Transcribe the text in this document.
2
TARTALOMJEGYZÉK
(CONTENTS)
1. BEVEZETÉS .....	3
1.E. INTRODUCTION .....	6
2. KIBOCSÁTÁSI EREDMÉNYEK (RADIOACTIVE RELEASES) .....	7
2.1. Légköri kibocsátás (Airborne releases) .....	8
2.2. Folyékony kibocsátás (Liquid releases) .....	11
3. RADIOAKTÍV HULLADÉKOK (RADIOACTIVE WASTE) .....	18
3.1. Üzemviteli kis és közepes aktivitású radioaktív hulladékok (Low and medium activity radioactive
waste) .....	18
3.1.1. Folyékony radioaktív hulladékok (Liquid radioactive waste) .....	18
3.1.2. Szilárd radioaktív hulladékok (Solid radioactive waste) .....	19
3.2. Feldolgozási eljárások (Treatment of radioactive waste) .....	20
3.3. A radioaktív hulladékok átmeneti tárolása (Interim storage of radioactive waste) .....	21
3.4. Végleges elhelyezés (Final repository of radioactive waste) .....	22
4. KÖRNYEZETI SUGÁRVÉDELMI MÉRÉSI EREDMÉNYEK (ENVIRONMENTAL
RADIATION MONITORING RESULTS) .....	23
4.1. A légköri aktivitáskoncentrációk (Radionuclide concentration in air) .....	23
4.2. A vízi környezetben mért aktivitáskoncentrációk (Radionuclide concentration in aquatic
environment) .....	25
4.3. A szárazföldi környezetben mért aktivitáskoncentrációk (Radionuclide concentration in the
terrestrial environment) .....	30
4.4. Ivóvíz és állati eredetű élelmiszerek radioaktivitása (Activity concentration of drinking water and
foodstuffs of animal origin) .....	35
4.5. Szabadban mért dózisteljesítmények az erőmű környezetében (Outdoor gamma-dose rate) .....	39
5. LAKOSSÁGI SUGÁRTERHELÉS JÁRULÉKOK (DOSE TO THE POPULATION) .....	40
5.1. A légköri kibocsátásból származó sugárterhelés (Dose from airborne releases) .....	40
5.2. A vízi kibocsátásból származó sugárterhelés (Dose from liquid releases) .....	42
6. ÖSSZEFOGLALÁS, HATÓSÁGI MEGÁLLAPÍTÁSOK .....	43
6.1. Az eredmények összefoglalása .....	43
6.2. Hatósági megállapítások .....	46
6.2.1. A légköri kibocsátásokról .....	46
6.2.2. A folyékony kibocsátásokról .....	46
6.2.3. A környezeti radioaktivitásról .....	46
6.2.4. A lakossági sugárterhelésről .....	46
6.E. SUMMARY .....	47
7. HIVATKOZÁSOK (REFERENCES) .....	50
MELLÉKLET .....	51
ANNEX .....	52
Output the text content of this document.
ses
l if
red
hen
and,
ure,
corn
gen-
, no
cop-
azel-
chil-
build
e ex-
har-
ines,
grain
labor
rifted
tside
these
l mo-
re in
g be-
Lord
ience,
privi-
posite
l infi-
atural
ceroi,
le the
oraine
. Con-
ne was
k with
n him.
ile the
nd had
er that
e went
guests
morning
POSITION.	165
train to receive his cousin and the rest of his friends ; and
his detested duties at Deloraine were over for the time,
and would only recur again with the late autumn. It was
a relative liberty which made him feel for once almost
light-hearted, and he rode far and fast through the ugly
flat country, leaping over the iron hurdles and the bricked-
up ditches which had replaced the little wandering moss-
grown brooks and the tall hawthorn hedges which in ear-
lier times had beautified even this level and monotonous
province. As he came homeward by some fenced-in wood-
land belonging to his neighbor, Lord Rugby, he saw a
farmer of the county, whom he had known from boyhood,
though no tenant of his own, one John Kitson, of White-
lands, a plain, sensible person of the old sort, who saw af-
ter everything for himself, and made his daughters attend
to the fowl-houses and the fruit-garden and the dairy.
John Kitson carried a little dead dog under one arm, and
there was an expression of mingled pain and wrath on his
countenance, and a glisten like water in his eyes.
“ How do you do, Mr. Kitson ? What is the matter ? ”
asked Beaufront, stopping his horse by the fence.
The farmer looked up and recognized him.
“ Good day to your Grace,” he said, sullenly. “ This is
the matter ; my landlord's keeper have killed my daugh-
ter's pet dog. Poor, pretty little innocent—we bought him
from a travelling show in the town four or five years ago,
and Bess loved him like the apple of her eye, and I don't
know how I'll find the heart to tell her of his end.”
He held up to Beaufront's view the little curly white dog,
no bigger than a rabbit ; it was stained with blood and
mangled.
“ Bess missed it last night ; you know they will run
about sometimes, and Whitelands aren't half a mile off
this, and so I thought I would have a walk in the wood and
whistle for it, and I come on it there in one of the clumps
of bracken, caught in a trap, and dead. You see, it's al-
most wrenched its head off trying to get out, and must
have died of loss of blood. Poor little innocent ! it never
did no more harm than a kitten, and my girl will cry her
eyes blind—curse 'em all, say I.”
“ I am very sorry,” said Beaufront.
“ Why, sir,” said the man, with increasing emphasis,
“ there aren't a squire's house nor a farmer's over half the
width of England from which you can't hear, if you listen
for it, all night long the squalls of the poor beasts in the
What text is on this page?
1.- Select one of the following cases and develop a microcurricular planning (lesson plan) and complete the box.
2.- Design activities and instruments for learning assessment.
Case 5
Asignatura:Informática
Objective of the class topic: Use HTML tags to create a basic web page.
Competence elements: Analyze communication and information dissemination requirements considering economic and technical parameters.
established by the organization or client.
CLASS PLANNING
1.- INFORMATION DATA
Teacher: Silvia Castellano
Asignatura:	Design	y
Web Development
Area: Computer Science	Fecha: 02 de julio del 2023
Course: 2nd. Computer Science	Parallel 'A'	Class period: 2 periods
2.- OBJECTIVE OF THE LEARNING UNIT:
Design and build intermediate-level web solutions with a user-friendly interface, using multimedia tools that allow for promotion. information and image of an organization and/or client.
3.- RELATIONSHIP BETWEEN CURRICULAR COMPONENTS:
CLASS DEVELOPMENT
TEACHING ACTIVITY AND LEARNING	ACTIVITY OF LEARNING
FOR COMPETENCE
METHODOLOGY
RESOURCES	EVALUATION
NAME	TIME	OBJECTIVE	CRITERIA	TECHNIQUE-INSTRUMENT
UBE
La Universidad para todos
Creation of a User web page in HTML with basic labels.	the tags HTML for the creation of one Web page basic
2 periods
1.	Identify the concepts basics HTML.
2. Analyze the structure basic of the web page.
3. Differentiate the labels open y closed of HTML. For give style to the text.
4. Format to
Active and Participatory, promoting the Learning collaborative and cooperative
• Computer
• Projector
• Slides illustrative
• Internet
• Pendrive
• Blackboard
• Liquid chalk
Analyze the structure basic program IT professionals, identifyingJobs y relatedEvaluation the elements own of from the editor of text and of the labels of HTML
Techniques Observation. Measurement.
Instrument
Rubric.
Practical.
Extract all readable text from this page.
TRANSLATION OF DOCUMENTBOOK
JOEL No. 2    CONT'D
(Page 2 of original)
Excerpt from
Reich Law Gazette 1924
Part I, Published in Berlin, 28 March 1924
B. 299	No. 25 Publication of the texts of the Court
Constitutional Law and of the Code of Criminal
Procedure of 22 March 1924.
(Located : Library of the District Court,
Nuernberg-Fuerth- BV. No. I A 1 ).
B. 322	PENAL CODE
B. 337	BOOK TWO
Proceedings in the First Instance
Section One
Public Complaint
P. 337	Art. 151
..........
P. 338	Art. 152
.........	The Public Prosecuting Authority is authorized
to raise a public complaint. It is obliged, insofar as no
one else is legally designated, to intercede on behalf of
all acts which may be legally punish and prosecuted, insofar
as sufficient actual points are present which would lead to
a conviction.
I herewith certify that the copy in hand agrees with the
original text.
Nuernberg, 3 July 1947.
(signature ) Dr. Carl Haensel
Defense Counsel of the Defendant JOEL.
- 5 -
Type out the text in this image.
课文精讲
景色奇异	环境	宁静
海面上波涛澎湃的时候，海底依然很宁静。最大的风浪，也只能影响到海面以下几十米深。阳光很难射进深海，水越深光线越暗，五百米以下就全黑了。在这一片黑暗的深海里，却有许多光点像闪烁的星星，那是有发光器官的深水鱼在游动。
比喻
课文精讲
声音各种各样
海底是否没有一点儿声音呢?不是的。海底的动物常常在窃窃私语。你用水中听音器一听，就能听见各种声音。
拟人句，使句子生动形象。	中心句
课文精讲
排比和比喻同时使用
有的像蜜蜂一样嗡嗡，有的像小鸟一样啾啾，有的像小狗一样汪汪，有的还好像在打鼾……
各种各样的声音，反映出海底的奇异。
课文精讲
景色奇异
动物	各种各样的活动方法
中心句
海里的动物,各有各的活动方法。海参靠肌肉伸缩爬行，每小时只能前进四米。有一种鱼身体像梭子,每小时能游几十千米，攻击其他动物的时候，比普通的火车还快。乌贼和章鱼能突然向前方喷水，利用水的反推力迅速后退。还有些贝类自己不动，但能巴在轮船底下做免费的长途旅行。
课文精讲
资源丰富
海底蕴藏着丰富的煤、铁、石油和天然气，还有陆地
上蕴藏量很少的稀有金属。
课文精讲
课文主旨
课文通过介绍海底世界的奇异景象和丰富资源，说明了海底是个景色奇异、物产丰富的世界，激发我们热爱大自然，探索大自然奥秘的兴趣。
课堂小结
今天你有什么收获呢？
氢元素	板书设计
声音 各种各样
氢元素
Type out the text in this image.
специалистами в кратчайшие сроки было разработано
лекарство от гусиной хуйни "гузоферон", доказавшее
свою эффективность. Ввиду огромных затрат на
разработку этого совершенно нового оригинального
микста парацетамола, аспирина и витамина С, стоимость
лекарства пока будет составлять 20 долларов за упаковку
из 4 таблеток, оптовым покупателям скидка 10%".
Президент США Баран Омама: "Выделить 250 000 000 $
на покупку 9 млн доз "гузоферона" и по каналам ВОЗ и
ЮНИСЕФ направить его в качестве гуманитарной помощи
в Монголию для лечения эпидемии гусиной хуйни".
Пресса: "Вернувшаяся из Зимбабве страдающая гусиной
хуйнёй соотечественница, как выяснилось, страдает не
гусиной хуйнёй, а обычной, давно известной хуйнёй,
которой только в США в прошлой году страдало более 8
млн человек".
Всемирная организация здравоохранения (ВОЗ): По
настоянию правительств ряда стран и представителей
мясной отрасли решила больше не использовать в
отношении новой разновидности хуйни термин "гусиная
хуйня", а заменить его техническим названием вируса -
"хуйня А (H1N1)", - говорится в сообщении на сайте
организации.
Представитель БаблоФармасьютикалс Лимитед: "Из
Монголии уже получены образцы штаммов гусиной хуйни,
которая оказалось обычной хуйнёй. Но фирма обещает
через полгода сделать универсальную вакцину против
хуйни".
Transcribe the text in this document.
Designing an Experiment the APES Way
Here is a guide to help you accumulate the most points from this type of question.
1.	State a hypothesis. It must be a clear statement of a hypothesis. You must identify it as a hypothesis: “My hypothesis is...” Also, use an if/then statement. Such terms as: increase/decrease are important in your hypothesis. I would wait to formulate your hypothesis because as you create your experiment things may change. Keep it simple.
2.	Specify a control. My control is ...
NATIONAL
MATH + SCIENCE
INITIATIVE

##########

WORK INSTRUCTIONS:
Some lines of the data may hold the word "származó". Say how many do, with nothing else.

RESULT BELOW:
2